Records from a dataset:

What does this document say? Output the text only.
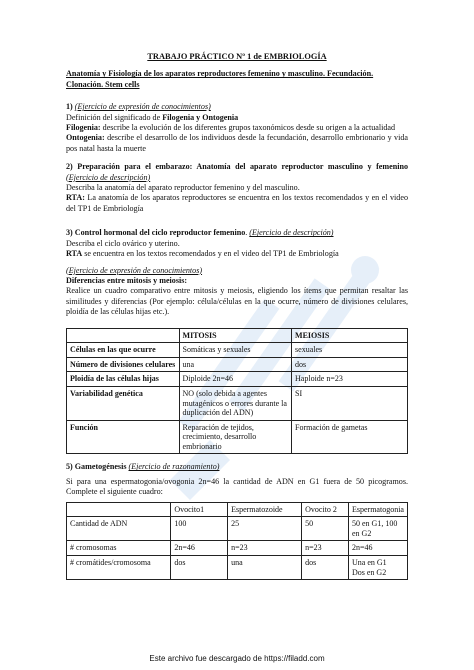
TRABAJO PRÁCTICO Nº 1 de EMBRIOLOGÍA
Anatomía y Fisiología de los aparatos reproductores femenino y masculino. Fecundación. Clonación. Stem cells

1) (Ejercicio de expresión de conocimientos)

Definición del significado de Filogenia y Ontogenia

Filogenia: describe la evolución de los diferentes grupos taxonómicos desde su origen a la actualidad

Ontogenia: describe el desarrollo de los individuos desde la fecundación, desarrollo embrionario y vida pos natal hasta la muerte

2) Preparación para el embarazo: Anatomía del aparato reproductor masculino y femenino (Ejercicio de descripción)

Describa la anatomía del aparato reproductor femenino y del masculino.

RTA: La anatomía de los aparatos reproductores se encuentra en los textos recomendados y en el video del TP1 de Embriología

3) Control hormonal del ciclo reproductor femenino. (Ejercicio de descripción)

Describa el ciclo ovárico y uterino.

RTA se encuentra en los textos recomendados y en el video del TP1 de Embriología

(Ejercicio de expresión de conocimientos)

Diferencias entre mitosis y meiosis:

Realice un cuadro comparativo entre mitosis y meiosis, eligiendo los ítems que permitan resaltar las similitudes y diferencias (Por ejemplo: célula/células en la que ocurre, número de divisiones celulares, ploidía de las células hijas etc.).

	MITOSIS	MEIOSIS
Células en las que ocurre	Somáticas y sexuales	sexuales
Número de divisiones celulares	una	dos
Ploidía de las células hijas	Diploide 2n=46	Haploide n=23
Variabilidad genética	NO (solo debida a agentes mutagénicos o errores durante la duplicación del ADN)	SI
Función	Reparación de tejidos, crecimiento, desarrollo embrionario	Formación de gametas

5) Gametogénesis (Ejercicio de razonamiento)

Si para una espermatogonia/ovogonia 2n=46 la cantidad de ADN en G1 fuera de 50 picogramos. Complete el siguiente cuadro:

	Ovocito1	Espermatozoide	Ovocito 2	Espermatogonia
Cantidad de ADN	100	25	50	50 en G1, 100 en G2
# cromosomas	2n=46	n=23	n=23	2n=46
# cromátides/cromosoma	dos	una	dos	Una en G1
Dos en G2
Este archivo fue descargado de https://filadd.com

## [Aim of the task]
Reprint every record exactly and skip the pictures.

## [Output for this task]
What does this document say? Output the text only.
TRABAJO PRÁCTICO Nº 1 de EMBRIOLOGÍA
Anatomía y Fisiología de los aparatos reproductores femenino y masculino. Fecundación. Clonación. Stem cells

1) (Ejercicio de expresión de conocimientos)

Definición del significado de Filogenia y Ontogenia

Filogenia: describe la evolución de los diferentes grupos taxonómicos desde su origen a la actualidad

Ontogenia: describe el desarrollo de los individuos desde la fecundación, desarrollo embrionario y vida pos natal hasta la muerte

2) Preparación para el embarazo: Anatomía del aparato reproductor masculino y femenino (Ejercicio de descripción)

Describa la anatomía del aparato reproductor femenino y del masculino.

RTA: La anatomía de los aparatos reproductores se encuentra en los textos recomendados y en el video del TP1 de Embriología

3) Control hormonal del ciclo reproductor femenino. (Ejercicio de descripción)

Describa el ciclo ovárico y uterino.

RTA se encuentra en los textos recomendados y en el video del TP1 de Embriología

(Ejercicio de expresión de conocimientos)

Diferencias entre mitosis y meiosis:

Realice un cuadro comparativo entre mitosis y meiosis, eligiendo los ítems que permitan resaltar las similitudes y diferencias (Por ejemplo: célula/células en la que ocurre, número de divisiones celulares, ploidía de las células hijas etc.).

	MITOSIS	MEIOSIS
Células en las que ocurre	Somáticas y sexuales	sexuales
Número de divisiones celulares	una	dos
Ploidía de las células hijas	Diploide 2n=46	Haploide n=23
Variabilidad genética	NO (solo debida a agentes mutagénicos o errores durante la duplicación del ADN)	SI
Función	Reparación de tejidos, crecimiento, desarrollo embrionario	Formación de gametas

5) Gametogénesis (Ejercicio de razonamiento)

Si para una espermatogonia/ovogonia 2n=46 la cantidad de ADN en G1 fuera de 50 picogramos. Complete el siguiente cuadro:

	Ovocito1	Espermatozoide	Ovocito 2	Espermatogonia
Cantidad de ADN	100	25	50	50 en G1, 100 en G2
# cromosomas	2n=46	n=23	n=23	2n=46
# cromátides/cromosoma	dos	una	dos	Una en G1
Dos en G2
Este archivo fue descargado de https://filadd.com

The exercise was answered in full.